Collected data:
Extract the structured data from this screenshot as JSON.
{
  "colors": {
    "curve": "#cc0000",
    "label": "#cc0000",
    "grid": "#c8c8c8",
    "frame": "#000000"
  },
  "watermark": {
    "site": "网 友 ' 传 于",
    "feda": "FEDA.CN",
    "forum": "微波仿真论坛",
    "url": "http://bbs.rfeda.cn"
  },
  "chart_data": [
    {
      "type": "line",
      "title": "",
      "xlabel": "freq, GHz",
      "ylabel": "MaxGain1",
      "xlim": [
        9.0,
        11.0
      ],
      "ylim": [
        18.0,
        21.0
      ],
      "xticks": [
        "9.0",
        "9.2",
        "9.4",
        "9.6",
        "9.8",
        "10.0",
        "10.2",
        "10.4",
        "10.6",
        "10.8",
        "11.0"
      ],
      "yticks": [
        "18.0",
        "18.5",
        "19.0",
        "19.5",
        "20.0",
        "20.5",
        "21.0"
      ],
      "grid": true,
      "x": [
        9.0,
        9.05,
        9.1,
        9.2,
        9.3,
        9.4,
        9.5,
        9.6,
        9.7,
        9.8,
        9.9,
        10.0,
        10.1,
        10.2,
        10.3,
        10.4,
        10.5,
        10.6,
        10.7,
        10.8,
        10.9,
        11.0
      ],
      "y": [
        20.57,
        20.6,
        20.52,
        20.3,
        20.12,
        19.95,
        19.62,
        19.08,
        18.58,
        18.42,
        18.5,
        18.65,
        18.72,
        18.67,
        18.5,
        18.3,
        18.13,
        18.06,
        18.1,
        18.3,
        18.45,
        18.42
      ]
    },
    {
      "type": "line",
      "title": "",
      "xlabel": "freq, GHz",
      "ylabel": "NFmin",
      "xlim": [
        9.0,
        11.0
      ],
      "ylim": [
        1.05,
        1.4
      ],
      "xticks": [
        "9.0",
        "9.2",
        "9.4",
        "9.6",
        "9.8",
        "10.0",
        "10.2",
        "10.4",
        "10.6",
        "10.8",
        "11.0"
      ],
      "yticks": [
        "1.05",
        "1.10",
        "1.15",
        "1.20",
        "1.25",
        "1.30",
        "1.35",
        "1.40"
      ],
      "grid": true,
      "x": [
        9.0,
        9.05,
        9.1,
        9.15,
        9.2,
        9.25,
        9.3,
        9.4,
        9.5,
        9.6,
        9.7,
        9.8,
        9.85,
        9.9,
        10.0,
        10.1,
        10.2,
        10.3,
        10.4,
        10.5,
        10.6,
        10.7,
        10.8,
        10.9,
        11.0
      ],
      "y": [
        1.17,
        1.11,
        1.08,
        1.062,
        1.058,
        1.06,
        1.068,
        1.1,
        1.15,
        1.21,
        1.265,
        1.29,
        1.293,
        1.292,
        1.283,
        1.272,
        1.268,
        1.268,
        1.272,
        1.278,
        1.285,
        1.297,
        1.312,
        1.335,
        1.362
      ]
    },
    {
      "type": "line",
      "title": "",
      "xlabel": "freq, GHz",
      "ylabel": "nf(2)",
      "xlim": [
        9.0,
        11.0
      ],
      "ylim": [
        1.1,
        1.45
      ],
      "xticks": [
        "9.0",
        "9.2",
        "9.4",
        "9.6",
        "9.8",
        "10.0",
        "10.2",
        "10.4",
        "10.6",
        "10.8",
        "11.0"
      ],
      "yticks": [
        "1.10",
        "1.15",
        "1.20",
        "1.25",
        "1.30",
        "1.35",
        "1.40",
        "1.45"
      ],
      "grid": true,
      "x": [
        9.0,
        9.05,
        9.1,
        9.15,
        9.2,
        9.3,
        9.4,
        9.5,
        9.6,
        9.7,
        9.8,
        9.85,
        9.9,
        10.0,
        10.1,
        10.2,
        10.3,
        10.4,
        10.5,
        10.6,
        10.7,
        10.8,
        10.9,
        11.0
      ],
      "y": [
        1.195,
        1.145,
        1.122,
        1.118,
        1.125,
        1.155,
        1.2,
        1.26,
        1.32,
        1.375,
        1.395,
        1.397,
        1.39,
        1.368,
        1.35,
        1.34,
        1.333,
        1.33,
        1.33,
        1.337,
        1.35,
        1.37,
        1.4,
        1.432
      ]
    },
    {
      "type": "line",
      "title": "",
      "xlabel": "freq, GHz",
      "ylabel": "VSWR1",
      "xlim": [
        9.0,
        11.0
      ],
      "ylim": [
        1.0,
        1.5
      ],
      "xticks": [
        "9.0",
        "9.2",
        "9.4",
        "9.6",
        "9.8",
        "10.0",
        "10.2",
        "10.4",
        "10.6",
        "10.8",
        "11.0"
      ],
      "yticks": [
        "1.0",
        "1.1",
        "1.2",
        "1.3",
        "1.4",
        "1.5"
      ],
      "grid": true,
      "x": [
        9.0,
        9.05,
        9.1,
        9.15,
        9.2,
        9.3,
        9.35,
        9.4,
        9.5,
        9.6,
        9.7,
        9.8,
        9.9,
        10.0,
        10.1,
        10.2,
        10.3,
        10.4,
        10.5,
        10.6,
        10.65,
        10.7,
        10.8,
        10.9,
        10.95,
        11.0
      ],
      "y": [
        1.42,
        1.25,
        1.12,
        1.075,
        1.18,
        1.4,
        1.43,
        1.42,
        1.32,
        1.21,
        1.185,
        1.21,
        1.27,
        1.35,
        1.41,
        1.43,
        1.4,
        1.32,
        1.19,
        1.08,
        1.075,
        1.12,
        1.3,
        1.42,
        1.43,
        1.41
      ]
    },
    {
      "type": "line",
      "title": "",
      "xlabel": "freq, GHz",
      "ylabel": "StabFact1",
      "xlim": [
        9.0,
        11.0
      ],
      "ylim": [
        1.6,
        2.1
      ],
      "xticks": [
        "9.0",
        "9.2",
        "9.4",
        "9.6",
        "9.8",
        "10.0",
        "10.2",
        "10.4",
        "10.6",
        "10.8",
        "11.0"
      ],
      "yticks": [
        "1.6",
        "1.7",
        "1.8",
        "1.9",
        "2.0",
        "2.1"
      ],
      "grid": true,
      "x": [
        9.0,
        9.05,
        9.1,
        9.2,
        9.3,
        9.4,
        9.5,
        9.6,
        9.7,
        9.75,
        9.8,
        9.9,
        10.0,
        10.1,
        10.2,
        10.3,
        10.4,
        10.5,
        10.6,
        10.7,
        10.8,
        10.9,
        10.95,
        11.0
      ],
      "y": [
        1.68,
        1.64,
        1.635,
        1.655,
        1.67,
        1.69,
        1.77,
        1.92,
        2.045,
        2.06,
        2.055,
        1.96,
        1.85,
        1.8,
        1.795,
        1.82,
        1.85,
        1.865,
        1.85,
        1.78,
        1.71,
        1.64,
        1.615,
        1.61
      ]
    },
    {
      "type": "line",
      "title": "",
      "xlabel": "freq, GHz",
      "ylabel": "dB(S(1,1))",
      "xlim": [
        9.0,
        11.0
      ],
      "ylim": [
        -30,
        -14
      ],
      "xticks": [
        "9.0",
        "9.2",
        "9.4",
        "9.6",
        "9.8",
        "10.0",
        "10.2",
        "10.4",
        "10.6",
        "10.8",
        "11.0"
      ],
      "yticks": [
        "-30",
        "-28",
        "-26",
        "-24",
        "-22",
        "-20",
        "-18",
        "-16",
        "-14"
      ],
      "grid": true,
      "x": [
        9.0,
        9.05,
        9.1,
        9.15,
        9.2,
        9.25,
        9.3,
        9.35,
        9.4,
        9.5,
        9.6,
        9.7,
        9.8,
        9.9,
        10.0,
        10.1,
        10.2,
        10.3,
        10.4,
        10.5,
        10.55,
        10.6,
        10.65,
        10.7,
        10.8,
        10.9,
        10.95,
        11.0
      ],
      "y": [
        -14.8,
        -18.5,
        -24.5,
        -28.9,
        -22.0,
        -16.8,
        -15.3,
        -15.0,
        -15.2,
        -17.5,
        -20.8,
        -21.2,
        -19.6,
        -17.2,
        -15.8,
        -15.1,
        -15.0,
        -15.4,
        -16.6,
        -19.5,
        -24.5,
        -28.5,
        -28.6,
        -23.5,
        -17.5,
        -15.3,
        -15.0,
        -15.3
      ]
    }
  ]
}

▶ Prompt
Copy every line of the listing containing the string "ylabel".

▶ Solution below
      "ylabel": "MaxGain1",
      "ylabel": "NFmin",
      "ylabel": "nf(2)",
      "ylabel": "VSWR1",
      "ylabel": "StabFact1",
      "ylabel": "dB(S(1,1))",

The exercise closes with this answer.